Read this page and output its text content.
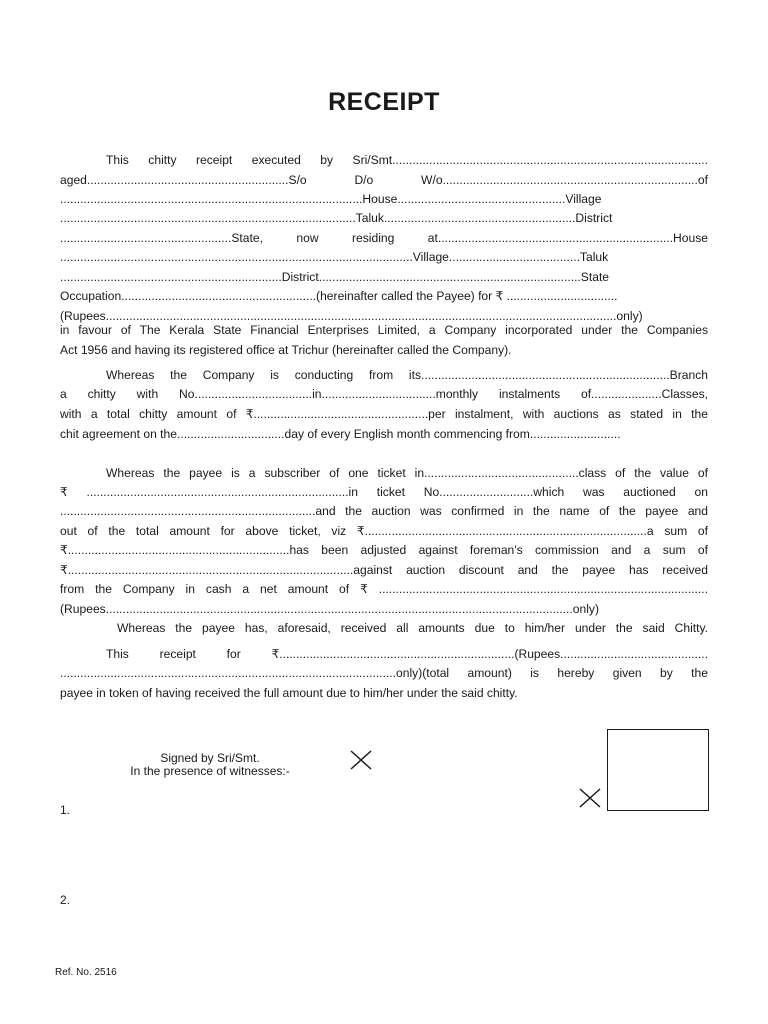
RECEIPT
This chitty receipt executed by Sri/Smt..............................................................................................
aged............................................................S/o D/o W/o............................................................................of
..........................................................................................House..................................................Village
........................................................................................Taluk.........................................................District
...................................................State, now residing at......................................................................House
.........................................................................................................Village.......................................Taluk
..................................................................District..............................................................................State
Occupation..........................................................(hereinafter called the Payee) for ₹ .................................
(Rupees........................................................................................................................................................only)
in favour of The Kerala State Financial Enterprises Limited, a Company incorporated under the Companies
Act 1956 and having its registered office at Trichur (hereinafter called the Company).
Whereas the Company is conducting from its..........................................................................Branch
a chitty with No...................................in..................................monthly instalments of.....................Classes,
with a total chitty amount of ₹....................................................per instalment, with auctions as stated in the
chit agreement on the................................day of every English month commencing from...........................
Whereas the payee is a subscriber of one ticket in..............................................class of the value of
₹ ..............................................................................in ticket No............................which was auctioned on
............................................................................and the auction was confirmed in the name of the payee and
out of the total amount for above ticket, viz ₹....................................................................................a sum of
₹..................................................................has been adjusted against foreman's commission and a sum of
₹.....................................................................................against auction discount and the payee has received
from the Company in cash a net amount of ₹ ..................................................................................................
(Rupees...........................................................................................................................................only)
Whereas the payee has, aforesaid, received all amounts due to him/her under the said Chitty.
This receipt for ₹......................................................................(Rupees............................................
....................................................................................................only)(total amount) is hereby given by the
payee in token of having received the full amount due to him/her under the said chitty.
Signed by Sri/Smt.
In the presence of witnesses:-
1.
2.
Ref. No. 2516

_To do_
Can the entries above be repeated exactly, without their pictures?

_Result of the task_
Read this page and output its text content.
RECEIPT
This chitty receipt executed by Sri/Smt..............................................................................................
aged............................................................S/o D/o W/o............................................................................of
..........................................................................................House..................................................Village
........................................................................................Taluk.........................................................District
...................................................State, now residing at......................................................................House
.........................................................................................................Village.......................................Taluk
..................................................................District..............................................................................State
Occupation..........................................................(hereinafter called the Payee) for ₹ .................................
(Rupees........................................................................................................................................................only)
in favour of The Kerala State Financial Enterprises Limited, a Company incorporated under the Companies
Act 1956 and having its registered office at Trichur (hereinafter called the Company).
Whereas the Company is conducting from its..........................................................................Branch
a chitty with No...................................in..................................monthly instalments of.....................Classes,
with a total chitty amount of ₹....................................................per instalment, with auctions as stated in the
chit agreement on the................................day of every English month commencing from...........................
Whereas the payee is a subscriber of one ticket in..............................................class of the value of
₹ ..............................................................................in ticket No............................which was auctioned on
............................................................................and the auction was confirmed in the name of the payee and
out of the total amount for above ticket, viz ₹....................................................................................a sum of
₹..................................................................has been adjusted against foreman's commission and a sum of
₹.....................................................................................against auction discount and the payee has received
from the Company in cash a net amount of ₹ ..................................................................................................
(Rupees...........................................................................................................................................only)
Whereas the payee has, aforesaid, received all amounts due to him/her under the said Chitty.
This receipt for ₹......................................................................(Rupees............................................
....................................................................................................only)(total amount) is hereby given by the
payee in token of having received the full amount due to him/her under the said chitty.
Signed by Sri/Smt.
In the presence of witnesses:-
1.
2.
Ref. No. 2516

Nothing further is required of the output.